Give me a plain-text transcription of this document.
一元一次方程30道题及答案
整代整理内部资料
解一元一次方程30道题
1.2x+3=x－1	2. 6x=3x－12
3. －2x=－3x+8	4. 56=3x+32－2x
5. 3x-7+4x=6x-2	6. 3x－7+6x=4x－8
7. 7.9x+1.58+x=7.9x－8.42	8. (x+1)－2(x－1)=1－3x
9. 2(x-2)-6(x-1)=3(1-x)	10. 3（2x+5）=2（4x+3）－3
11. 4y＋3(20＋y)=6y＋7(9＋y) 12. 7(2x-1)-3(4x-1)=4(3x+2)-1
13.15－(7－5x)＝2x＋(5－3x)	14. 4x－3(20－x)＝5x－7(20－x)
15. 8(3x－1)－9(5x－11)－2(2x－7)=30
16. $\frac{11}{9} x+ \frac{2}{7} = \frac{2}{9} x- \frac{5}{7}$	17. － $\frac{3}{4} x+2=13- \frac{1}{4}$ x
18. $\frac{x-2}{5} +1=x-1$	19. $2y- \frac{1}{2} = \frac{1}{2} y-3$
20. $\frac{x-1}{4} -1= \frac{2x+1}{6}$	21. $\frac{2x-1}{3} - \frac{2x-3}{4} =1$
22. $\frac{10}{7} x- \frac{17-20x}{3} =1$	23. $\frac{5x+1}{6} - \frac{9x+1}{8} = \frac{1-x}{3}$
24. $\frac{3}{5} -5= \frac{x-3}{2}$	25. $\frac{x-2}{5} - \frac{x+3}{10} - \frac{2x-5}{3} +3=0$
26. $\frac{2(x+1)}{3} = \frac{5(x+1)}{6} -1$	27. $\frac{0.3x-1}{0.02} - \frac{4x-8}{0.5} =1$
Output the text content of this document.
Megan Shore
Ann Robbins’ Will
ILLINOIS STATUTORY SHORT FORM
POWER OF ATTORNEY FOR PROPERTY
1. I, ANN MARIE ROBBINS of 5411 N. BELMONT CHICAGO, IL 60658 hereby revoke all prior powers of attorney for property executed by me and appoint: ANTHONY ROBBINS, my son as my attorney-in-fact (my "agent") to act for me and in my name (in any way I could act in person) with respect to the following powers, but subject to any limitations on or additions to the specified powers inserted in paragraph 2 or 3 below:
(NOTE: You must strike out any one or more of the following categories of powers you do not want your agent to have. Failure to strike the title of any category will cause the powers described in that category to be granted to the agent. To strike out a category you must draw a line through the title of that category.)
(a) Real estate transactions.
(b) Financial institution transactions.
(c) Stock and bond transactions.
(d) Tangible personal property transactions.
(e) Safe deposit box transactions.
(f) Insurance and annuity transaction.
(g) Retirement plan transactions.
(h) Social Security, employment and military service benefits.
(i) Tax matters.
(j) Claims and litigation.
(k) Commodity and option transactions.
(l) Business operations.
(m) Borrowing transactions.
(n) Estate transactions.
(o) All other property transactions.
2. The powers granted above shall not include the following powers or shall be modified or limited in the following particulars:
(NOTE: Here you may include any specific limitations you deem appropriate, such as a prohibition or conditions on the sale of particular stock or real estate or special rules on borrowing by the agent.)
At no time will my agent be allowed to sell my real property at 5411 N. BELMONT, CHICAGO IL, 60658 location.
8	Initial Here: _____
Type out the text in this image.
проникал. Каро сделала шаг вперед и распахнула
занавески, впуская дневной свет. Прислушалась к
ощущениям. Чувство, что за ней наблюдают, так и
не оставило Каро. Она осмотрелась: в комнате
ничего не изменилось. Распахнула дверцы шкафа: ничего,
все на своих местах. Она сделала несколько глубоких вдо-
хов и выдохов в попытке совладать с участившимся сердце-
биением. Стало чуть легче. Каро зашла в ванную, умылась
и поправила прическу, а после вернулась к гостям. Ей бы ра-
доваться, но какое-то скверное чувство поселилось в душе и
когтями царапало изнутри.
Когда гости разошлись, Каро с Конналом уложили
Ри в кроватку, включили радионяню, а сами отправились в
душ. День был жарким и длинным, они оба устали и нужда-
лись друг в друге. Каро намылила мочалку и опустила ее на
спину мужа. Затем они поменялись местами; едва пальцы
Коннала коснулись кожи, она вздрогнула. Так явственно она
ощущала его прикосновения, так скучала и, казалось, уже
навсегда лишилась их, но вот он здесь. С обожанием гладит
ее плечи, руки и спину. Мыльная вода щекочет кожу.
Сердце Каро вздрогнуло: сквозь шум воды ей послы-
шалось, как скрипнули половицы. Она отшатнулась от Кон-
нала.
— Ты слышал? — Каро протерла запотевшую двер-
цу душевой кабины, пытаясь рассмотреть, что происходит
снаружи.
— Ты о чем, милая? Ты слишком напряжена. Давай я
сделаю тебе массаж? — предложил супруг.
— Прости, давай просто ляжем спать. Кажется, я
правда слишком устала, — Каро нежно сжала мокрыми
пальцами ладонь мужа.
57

######

* Problem to work on
Retype the records that precede this task, keeping them exactly the same.

* Answer to the problem
Give me a plain-text transcription of this document.
一元一次方程30道题及答案
整代整理内部资料
解一元一次方程30道题
1.2x+3=x－1	2. 6x=3x－12
3. －2x=－3x+8	4. 56=3x+32－2x
5. 3x-7+4x=6x-2	6. 3x－7+6x=4x－8
7. 7.9x+1.58+x=7.9x－8.42	8. (x+1)－2(x－1)=1－3x
9. 2(x-2)-6(x-1)=3(1-x)	10. 3（2x+5）=2（4x+3）－3
11. 4y＋3(20＋y)=6y＋7(9＋y) 12. 7(2x-1)-3(4x-1)=4(3x+2)-1
13.15－(7－5x)＝2x＋(5－3x)	14. 4x－3(20－x)＝5x－7(20－x)
15. 8(3x－1)－9(5x－11)－2(2x－7)=30
16. $\frac{11}{9} x+ \frac{2}{7} = \frac{2}{9} x- \frac{5}{7}$	17. － $\frac{3}{4} x+2=13- \frac{1}{4}$ x
18. $\frac{x-2}{5} +1=x-1$	19. $2y- \frac{1}{2} = \frac{1}{2} y-3$
20. $\frac{x-1}{4} -1= \frac{2x+1}{6}$	21. $\frac{2x-1}{3} - \frac{2x-3}{4} =1$
22. $\frac{10}{7} x- \frac{17-20x}{3} =1$	23. $\frac{5x+1}{6} - \frac{9x+1}{8} = \frac{1-x}{3}$
24. $\frac{3}{5} -5= \frac{x-3}{2}$	25. $\frac{x-2}{5} - \frac{x+3}{10} - \frac{2x-5}{3} +3=0$
26. $\frac{2(x+1)}{3} = \frac{5(x+1)}{6} -1$	27. $\frac{0.3x-1}{0.02} - \frac{4x-8}{0.5} =1$
Output the text content of this document.
Megan Shore
Ann Robbins’ Will
ILLINOIS STATUTORY SHORT FORM
POWER OF ATTORNEY FOR PROPERTY
1. I, ANN MARIE ROBBINS of 5411 N. BELMONT CHICAGO, IL 60658 hereby revoke all prior powers of attorney for property executed by me and appoint: ANTHONY ROBBINS, my son as my attorney-in-fact (my "agent") to act for me and in my name (in any way I could act in person) with respect to the following powers, but subject to any limitations on or additions to the specified powers inserted in paragraph 2 or 3 below:
(NOTE: You must strike out any one or more of the following categories of powers you do not want your agent to have. Failure to strike the title of any category will cause the powers described in that category to be granted to the agent. To strike out a category you must draw a line through the title of that category.)
(a) Real estate transactions.
(b) Financial institution transactions.
(c) Stock and bond transactions.
(d) Tangible personal property transactions.
(e) Safe deposit box transactions.
(f) Insurance and annuity transaction.
(g) Retirement plan transactions.
(h) Social Security, employment and military service benefits.
(i) Tax matters.
(j) Claims and litigation.
(k) Commodity and option transactions.
(l) Business operations.
(m) Borrowing transactions.
(n) Estate transactions.
(o) All other property transactions.
2. The powers granted above shall not include the following powers or shall be modified or limited in the following particulars:
(NOTE: Here you may include any specific limitations you deem appropriate, such as a prohibition or conditions on the sale of particular stock or real estate or special rules on borrowing by the agent.)
At no time will my agent be allowed to sell my real property at 5411 N. BELMONT, CHICAGO IL, 60658 location.
8	Initial Here: _____
Type out the text in this image.
проникал. Каро сделала шаг вперед и распахнула
занавески, впуская дневной свет. Прислушалась к
ощущениям. Чувство, что за ней наблюдают, так и
не оставило Каро. Она осмотрелась: в комнате
ничего не изменилось. Распахнула дверцы шкафа: ничего,
все на своих местах. Она сделала несколько глубоких вдо-
хов и выдохов в попытке совладать с участившимся сердце-
биением. Стало чуть легче. Каро зашла в ванную, умылась
и поправила прическу, а после вернулась к гостям. Ей бы ра-
доваться, но какое-то скверное чувство поселилось в душе и
когтями царапало изнутри.
Когда гости разошлись, Каро с Конналом уложили
Ри в кроватку, включили радионяню, а сами отправились в
душ. День был жарким и длинным, они оба устали и нужда-
лись друг в друге. Каро намылила мочалку и опустила ее на
спину мужа. Затем они поменялись местами; едва пальцы
Коннала коснулись кожи, она вздрогнула. Так явственно она
ощущала его прикосновения, так скучала и, казалось, уже
навсегда лишилась их, но вот он здесь. С обожанием гладит
ее плечи, руки и спину. Мыльная вода щекочет кожу.
Сердце Каро вздрогнуло: сквозь шум воды ей послы-
шалось, как скрипнули половицы. Она отшатнулась от Кон-
нала.
— Ты слышал? — Каро протерла запотевшую двер-
цу душевой кабины, пытаясь рассмотреть, что происходит
снаружи.
— Ты о чем, милая? Ты слишком напряжена. Давай я
сделаю тебе массаж? — предложил супруг.
— Прости, давай просто ляжем спать. Кажется, я
правда слишком устала, — Каро нежно сжала мокрыми
пальцами ладонь мужа.
57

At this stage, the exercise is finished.